◆ WHAT IS REQUIRED ◆
Filter the listing and keep only the lines with the word "when".

◆ SUPPLIED INFORMATION ◆
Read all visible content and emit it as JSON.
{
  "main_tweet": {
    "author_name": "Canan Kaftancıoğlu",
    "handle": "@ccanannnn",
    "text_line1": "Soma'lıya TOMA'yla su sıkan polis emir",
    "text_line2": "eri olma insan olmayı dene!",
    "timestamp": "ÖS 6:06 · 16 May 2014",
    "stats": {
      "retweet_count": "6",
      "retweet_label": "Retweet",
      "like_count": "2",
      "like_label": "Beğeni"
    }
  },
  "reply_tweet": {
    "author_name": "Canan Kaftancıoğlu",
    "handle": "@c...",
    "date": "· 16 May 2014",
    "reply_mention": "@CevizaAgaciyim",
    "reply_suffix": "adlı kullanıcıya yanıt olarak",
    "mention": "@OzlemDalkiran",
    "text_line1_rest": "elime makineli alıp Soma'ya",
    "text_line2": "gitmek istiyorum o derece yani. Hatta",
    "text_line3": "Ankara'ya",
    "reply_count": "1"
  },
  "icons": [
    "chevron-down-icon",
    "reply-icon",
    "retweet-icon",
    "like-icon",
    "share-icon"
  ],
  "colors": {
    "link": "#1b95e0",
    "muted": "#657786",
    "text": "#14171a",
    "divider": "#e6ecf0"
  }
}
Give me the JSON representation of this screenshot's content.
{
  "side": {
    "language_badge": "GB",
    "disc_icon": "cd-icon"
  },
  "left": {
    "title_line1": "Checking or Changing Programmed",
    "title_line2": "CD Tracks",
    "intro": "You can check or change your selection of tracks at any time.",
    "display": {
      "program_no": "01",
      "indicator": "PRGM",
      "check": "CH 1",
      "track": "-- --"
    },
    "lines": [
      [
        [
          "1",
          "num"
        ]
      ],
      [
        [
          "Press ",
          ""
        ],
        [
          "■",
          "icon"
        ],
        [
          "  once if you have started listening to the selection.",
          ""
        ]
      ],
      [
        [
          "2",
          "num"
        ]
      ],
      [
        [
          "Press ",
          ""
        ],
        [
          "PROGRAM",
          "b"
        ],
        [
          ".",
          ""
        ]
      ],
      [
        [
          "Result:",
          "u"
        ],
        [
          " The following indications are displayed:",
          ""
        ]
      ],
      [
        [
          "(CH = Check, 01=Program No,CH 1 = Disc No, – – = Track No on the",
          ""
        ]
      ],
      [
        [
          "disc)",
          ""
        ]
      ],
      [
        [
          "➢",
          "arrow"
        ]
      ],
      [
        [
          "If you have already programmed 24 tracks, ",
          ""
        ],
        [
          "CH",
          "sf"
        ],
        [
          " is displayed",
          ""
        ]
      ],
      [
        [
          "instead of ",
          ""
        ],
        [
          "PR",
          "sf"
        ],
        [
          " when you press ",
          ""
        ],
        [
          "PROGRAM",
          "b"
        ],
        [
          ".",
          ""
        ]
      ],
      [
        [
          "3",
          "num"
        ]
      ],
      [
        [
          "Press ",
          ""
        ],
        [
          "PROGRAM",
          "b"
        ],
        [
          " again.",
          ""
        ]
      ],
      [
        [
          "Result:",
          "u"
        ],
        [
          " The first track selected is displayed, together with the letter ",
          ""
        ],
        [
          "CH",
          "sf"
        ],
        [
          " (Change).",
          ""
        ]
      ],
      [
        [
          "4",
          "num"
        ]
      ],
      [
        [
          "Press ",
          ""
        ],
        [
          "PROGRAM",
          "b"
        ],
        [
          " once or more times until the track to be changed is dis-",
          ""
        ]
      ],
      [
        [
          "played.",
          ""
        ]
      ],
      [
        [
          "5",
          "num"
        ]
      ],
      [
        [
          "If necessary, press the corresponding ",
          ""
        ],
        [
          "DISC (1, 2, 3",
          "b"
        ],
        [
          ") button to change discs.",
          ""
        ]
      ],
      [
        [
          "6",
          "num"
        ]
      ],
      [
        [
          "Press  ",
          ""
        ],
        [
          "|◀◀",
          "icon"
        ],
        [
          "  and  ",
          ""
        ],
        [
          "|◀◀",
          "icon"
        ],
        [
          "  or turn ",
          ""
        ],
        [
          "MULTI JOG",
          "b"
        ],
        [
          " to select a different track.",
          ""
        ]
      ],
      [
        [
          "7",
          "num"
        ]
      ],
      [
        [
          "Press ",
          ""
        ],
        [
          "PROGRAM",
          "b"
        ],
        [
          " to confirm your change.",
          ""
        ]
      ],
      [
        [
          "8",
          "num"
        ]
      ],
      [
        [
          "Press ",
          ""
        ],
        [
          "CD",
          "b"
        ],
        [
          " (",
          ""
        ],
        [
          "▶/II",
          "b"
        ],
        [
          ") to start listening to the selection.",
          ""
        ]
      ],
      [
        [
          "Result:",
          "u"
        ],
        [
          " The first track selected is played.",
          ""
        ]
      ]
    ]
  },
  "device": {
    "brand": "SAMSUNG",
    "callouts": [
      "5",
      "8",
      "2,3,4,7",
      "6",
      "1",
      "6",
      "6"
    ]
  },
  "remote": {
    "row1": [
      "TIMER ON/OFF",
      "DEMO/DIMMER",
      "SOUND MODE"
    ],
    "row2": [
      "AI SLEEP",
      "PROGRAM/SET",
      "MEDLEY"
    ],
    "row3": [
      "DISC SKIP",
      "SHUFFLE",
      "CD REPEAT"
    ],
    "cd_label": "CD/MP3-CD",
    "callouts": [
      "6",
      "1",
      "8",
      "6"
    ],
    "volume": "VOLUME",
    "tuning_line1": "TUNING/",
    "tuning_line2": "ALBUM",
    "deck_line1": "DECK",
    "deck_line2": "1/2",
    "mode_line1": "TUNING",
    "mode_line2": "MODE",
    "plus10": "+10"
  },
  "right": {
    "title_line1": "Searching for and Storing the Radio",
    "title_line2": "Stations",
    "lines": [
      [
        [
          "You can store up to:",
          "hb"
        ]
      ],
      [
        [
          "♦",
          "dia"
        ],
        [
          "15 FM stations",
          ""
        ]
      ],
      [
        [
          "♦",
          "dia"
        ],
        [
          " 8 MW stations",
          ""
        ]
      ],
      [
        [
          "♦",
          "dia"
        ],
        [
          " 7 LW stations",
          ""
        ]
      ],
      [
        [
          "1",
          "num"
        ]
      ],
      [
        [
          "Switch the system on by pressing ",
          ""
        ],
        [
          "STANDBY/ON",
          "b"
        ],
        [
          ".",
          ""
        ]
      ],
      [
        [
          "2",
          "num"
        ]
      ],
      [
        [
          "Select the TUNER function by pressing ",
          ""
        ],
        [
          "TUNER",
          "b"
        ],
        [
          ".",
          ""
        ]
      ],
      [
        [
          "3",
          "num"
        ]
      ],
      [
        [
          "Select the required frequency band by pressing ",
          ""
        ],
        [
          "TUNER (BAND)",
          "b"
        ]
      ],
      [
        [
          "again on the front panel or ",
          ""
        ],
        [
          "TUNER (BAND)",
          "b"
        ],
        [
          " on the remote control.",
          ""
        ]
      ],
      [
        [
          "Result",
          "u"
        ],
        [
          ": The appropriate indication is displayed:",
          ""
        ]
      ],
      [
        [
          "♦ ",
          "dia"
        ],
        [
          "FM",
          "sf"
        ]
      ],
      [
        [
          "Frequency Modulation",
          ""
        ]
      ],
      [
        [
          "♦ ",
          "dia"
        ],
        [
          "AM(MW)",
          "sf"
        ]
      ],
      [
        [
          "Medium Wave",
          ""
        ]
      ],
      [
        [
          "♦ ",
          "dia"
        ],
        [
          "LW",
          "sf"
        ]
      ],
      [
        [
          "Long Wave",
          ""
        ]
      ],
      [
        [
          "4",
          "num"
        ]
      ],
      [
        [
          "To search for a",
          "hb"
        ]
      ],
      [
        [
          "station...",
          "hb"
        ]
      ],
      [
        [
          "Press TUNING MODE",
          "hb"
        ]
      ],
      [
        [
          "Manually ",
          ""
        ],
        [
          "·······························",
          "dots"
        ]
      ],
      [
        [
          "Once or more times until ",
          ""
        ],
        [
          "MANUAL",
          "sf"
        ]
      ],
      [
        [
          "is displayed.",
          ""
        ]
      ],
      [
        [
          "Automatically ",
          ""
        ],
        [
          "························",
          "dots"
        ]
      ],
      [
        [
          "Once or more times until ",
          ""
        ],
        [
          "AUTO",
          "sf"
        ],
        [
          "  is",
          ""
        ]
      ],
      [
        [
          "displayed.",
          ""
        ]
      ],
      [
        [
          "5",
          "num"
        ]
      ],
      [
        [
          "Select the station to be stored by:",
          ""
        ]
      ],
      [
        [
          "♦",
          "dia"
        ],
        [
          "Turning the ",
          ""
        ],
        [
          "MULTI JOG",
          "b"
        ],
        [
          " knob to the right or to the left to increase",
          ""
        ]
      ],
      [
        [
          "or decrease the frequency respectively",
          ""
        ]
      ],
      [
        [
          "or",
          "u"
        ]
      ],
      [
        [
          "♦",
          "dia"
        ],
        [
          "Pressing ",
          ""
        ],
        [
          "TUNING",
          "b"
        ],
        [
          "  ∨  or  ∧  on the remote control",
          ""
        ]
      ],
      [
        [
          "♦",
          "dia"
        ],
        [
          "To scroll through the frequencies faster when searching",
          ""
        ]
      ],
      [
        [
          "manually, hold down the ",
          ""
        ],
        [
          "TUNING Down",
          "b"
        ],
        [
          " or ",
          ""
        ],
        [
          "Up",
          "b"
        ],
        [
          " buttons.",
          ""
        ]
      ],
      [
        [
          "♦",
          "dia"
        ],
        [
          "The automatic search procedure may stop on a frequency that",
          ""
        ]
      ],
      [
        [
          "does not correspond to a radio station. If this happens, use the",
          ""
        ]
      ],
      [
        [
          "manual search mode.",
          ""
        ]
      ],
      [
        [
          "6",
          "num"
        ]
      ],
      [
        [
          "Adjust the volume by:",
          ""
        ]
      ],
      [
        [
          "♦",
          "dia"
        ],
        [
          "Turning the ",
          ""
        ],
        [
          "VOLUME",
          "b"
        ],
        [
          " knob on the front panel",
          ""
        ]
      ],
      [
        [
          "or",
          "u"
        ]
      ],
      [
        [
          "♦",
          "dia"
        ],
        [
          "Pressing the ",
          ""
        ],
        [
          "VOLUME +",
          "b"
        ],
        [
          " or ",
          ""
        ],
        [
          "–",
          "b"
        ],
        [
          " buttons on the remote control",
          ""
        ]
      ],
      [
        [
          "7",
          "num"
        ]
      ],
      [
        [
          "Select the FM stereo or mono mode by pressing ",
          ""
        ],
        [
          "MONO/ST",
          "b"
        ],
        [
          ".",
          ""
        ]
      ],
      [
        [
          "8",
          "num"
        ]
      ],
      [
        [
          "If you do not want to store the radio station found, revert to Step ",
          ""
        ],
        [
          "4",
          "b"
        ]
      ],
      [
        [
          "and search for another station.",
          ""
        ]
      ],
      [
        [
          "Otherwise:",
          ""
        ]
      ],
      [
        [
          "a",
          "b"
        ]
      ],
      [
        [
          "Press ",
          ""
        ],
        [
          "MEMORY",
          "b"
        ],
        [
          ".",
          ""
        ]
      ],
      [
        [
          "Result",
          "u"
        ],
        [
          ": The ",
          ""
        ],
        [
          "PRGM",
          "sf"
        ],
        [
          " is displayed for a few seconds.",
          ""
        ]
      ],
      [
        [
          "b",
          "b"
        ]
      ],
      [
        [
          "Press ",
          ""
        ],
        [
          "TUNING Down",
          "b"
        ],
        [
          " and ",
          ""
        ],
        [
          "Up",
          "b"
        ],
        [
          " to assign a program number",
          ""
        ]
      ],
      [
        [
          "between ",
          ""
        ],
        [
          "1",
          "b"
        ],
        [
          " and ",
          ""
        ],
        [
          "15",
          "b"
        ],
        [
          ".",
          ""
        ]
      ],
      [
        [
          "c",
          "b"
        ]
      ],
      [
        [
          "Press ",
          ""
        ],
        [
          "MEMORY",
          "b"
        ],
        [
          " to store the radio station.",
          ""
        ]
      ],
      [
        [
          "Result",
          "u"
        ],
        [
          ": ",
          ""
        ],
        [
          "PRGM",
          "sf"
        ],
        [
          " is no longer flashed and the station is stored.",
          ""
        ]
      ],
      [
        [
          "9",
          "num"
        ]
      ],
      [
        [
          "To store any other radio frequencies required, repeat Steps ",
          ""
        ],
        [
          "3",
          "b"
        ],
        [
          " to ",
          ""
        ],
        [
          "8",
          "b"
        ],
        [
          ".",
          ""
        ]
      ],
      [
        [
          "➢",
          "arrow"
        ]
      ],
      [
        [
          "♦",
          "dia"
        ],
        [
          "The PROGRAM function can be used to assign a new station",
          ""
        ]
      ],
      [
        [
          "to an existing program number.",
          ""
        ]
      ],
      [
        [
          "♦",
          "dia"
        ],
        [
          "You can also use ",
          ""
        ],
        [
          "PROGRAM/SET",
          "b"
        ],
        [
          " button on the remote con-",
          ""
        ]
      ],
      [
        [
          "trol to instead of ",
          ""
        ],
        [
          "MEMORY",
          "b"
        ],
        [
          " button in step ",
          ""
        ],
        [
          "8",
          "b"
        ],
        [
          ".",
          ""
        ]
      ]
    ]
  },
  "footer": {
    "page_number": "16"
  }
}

◆ THE COMPLETED TASK ◆
          " when you press ",
          "To scroll through the frequencies faster when searching",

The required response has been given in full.